EXERCISE BRIEF → Transcribe the entries exactly; images are not part of the copy.

===== EXERCISE INPUT =====

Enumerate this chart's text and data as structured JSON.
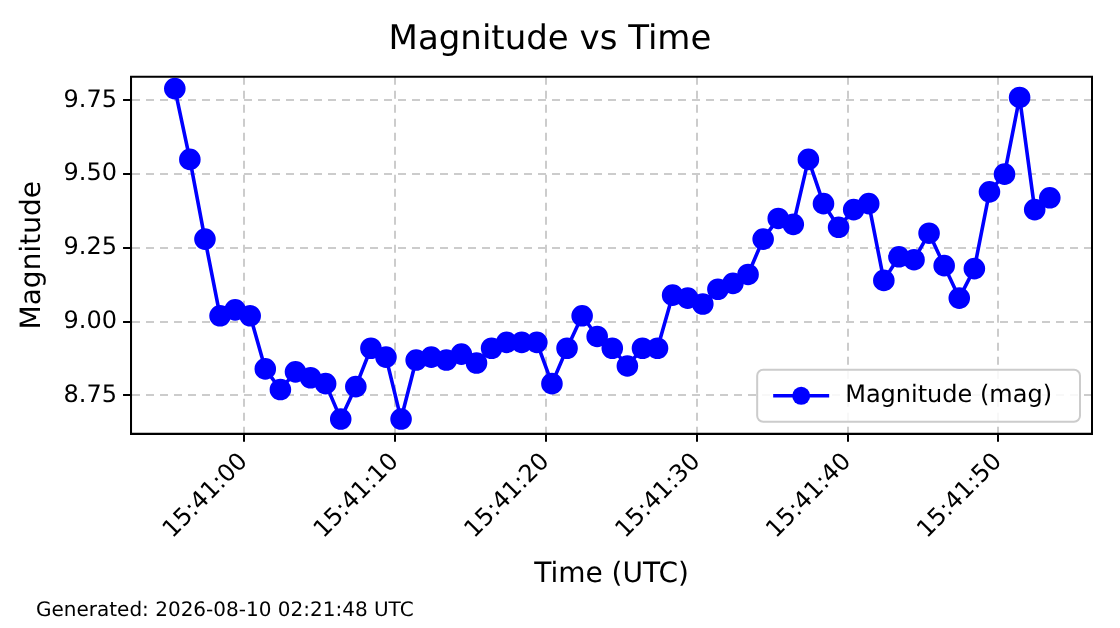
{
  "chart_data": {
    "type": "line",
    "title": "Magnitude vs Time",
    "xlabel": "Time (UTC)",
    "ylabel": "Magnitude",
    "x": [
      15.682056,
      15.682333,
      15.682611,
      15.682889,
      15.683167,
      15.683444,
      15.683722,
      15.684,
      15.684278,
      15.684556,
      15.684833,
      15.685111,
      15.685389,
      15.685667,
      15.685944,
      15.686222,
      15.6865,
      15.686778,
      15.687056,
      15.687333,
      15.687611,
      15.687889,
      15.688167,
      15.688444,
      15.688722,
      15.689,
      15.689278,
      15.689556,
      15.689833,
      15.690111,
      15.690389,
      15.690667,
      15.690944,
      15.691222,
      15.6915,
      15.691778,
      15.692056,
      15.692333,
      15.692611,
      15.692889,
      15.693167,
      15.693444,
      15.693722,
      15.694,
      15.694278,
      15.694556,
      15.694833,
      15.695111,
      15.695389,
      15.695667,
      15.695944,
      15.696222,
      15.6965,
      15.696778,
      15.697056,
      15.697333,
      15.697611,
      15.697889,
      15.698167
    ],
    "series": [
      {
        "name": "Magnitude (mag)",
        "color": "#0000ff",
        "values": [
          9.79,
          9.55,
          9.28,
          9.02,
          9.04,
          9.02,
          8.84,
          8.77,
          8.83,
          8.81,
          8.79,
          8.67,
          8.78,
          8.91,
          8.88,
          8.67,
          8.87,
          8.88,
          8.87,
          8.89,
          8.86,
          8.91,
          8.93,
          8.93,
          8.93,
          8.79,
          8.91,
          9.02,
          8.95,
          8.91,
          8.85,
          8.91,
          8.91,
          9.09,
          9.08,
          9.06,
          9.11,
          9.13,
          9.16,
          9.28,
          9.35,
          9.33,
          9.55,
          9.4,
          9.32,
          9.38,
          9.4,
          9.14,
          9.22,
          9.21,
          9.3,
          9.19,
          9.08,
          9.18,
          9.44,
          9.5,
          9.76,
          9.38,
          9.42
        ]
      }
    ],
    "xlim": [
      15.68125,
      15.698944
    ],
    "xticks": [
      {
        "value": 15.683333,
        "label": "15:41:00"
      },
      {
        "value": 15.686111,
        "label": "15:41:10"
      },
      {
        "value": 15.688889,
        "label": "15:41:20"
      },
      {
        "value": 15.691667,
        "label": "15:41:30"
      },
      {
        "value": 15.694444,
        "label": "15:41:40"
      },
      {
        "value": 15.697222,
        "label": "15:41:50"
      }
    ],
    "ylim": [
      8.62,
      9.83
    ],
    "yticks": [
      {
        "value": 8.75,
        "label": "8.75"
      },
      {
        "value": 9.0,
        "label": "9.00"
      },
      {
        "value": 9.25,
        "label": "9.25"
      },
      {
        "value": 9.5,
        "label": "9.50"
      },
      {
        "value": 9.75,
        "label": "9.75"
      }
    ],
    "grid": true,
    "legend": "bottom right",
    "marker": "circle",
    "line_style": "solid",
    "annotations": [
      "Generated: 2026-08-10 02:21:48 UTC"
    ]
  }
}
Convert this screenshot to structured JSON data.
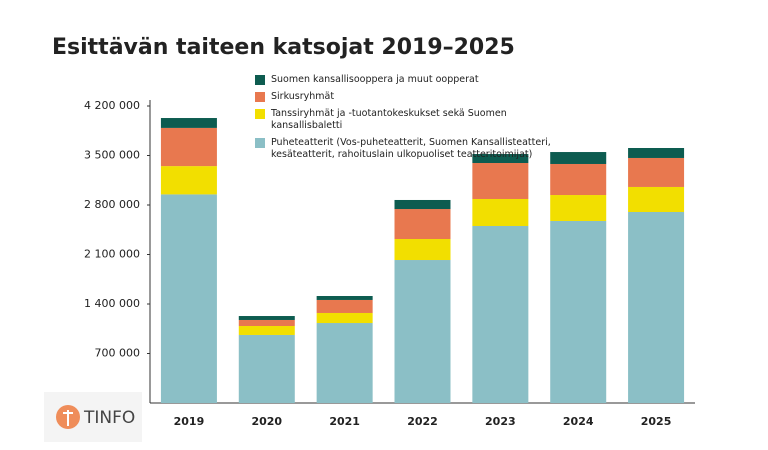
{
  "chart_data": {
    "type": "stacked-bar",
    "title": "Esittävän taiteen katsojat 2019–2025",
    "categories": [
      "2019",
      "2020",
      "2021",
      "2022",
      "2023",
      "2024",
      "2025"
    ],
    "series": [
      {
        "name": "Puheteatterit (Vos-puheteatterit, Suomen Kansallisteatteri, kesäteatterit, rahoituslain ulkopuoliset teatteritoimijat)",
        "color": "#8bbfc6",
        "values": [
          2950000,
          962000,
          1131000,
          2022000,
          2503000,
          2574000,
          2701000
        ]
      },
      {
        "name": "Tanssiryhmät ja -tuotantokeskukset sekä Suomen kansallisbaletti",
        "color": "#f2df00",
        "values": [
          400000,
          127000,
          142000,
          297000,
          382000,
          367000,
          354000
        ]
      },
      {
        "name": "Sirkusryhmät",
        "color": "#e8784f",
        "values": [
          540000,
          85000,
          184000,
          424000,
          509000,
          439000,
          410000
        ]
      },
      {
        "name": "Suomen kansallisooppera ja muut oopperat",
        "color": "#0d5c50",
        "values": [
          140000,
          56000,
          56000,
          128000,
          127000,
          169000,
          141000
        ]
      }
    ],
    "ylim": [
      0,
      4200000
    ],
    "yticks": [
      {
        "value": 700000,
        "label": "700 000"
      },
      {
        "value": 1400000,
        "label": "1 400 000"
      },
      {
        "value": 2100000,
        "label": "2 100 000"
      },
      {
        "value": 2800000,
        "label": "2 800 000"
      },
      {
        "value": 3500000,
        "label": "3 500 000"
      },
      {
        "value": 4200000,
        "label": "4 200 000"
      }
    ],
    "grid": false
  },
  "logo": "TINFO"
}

=====

ANSWER FOR THE TASK →
Enumerate this chart's text and data as structured JSON.
{
  "chart_data": {
    "type": "line",
    "title": "Magnitude vs Time",
    "xlabel": "Time (UTC)",
    "ylabel": "Magnitude",
    "x": [
      15.682056,
      15.682333,
      15.682611,
      15.682889,
      15.683167,
      15.683444,
      15.683722,
      15.684,
      15.684278,
      15.684556,
      15.684833,
      15.685111,
      15.685389,
      15.685667,
      15.685944,
      15.686222,
      15.6865,
      15.686778,
      15.687056,
      15.687333,
      15.687611,
      15.687889,
      15.688167,
      15.688444,
      15.688722,
      15.689,
      15.689278,
      15.689556,
      15.689833,
      15.690111,
      15.690389,
      15.690667,
      15.690944,
      15.691222,
      15.6915,
      15.691778,
      15.692056,
      15.692333,
      15.692611,
      15.692889,
      15.693167,
      15.693444,
      15.693722,
      15.694,
      15.694278,
      15.694556,
      15.694833,
      15.695111,
      15.695389,
      15.695667,
      15.695944,
      15.696222,
      15.6965,
      15.696778,
      15.697056,
      15.697333,
      15.697611,
      15.697889,
      15.698167
    ],
    "series": [
      {
        "name": "Magnitude (mag)",
        "color": "#0000ff",
        "values": [
          9.79,
          9.55,
          9.28,
          9.02,
          9.04,
          9.02,
          8.84,
          8.77,
          8.83,
          8.81,
          8.79,
          8.67,
          8.78,
          8.91,
          8.88,
          8.67,
          8.87,
          8.88,
          8.87,
          8.89,
          8.86,
          8.91,
          8.93,
          8.93,
          8.93,
          8.79,
          8.91,
          9.02,
          8.95,
          8.91,
          8.85,
          8.91,
          8.91,
          9.09,
          9.08,
          9.06,
          9.11,
          9.13,
          9.16,
          9.28,
          9.35,
          9.33,
          9.55,
          9.4,
          9.32,
          9.38,
          9.4,
          9.14,
          9.22,
          9.21,
          9.3,
          9.19,
          9.08,
          9.18,
          9.44,
          9.5,
          9.76,
          9.38,
          9.42
        ]
      }
    ],
    "xlim": [
      15.68125,
      15.698944
    ],
    "xticks": [
      {
        "value": 15.683333,
        "label": "15:41:00"
      },
      {
        "value": 15.686111,
        "label": "15:41:10"
      },
      {
        "value": 15.688889,
        "label": "15:41:20"
      },
      {
        "value": 15.691667,
        "label": "15:41:30"
      },
      {
        "value": 15.694444,
        "label": "15:41:40"
      },
      {
        "value": 15.697222,
        "label": "15:41:50"
      }
    ],
    "ylim": [
      8.62,
      9.83
    ],
    "yticks": [
      {
        "value": 8.75,
        "label": "8.75"
      },
      {
        "value": 9.0,
        "label": "9.00"
      },
      {
        "value": 9.25,
        "label": "9.25"
      },
      {
        "value": 9.5,
        "label": "9.50"
      },
      {
        "value": 9.75,
        "label": "9.75"
      }
    ],
    "grid": true,
    "legend": "bottom right",
    "marker": "circle",
    "line_style": "solid",
    "annotations": [
      "Generated: 2026-08-10 02:21:48 UTC"
    ]
  }
}
Convert this screenshot to structured JSON data.
{
  "chart_data": {
    "type": "stacked-bar",
    "title": "Esittävän taiteen katsojat 2019–2025",
    "categories": [
      "2019",
      "2020",
      "2021",
      "2022",
      "2023",
      "2024",
      "2025"
    ],
    "series": [
      {
        "name": "Puheteatterit (Vos-puheteatterit, Suomen Kansallisteatteri, kesäteatterit, rahoituslain ulkopuoliset teatteritoimijat)",
        "color": "#8bbfc6",
        "values": [
          2950000,
          962000,
          1131000,
          2022000,
          2503000,
          2574000,
          2701000
        ]
      },
      {
        "name": "Tanssiryhmät ja -tuotantokeskukset sekä Suomen kansallisbaletti",
        "color": "#f2df00",
        "values": [
          400000,
          127000,
          142000,
          297000,
          382000,
          367000,
          354000
        ]
      },
      {
        "name": "Sirkusryhmät",
        "color": "#e8784f",
        "values": [
          540000,
          85000,
          184000,
          424000,
          509000,
          439000,
          410000
        ]
      },
      {
        "name": "Suomen kansallisooppera ja muut oopperat",
        "color": "#0d5c50",
        "values": [
          140000,
          56000,
          56000,
          128000,
          127000,
          169000,
          141000
        ]
      }
    ],
    "ylim": [
      0,
      4200000
    ],
    "yticks": [
      {
        "value": 700000,
        "label": "700 000"
      },
      {
        "value": 1400000,
        "label": "1 400 000"
      },
      {
        "value": 2100000,
        "label": "2 100 000"
      },
      {
        "value": 2800000,
        "label": "2 800 000"
      },
      {
        "value": 3500000,
        "label": "3 500 000"
      },
      {
        "value": 4200000,
        "label": "4 200 000"
      }
    ],
    "grid": false
  },
  "logo": "TINFO"
}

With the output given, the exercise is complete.